AIM »
Reproduce the lines of the material exactly, excluding every image.

(Stored items)
"""

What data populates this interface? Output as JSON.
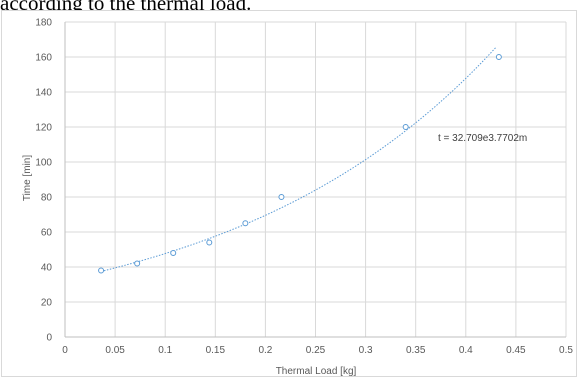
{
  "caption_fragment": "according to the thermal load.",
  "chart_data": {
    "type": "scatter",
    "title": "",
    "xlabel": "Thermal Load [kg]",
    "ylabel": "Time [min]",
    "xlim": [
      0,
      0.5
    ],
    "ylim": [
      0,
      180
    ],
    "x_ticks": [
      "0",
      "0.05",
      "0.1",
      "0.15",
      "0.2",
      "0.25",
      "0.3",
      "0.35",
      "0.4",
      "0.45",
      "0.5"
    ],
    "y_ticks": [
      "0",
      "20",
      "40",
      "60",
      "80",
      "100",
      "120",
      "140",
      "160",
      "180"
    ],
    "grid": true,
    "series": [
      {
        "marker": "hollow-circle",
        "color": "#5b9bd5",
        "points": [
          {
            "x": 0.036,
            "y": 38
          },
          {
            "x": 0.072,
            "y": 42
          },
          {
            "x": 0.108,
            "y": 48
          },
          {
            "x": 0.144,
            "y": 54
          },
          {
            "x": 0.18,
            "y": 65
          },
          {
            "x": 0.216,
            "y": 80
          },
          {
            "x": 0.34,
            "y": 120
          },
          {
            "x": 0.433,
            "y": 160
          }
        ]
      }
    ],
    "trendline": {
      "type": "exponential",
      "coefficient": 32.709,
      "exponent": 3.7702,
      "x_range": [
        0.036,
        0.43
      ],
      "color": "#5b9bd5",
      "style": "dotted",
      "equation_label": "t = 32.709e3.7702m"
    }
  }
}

"""

FULL RESPONSE »
What data populates this interface? Output as JSON.
{
  "caption_fragment": "according to the thermal load.",
  "chart_data": {
    "type": "scatter",
    "title": "",
    "xlabel": "Thermal Load [kg]",
    "ylabel": "Time [min]",
    "xlim": [
      0,
      0.5
    ],
    "ylim": [
      0,
      180
    ],
    "x_ticks": [
      "0",
      "0.05",
      "0.1",
      "0.15",
      "0.2",
      "0.25",
      "0.3",
      "0.35",
      "0.4",
      "0.45",
      "0.5"
    ],
    "y_ticks": [
      "0",
      "20",
      "40",
      "60",
      "80",
      "100",
      "120",
      "140",
      "160",
      "180"
    ],
    "grid": true,
    "series": [
      {
        "marker": "hollow-circle",
        "color": "#5b9bd5",
        "points": [
          {
            "x": 0.036,
            "y": 38
          },
          {
            "x": 0.072,
            "y": 42
          },
          {
            "x": 0.108,
            "y": 48
          },
          {
            "x": 0.144,
            "y": 54
          },
          {
            "x": 0.18,
            "y": 65
          },
          {
            "x": 0.216,
            "y": 80
          },
          {
            "x": 0.34,
            "y": 120
          },
          {
            "x": 0.433,
            "y": 160
          }
        ]
      }
    ],
    "trendline": {
      "type": "exponential",
      "coefficient": 32.709,
      "exponent": 3.7702,
      "x_range": [
        0.036,
        0.43
      ],
      "color": "#5b9bd5",
      "style": "dotted",
      "equation_label": "t = 32.709e3.7702m"
    }
  }
}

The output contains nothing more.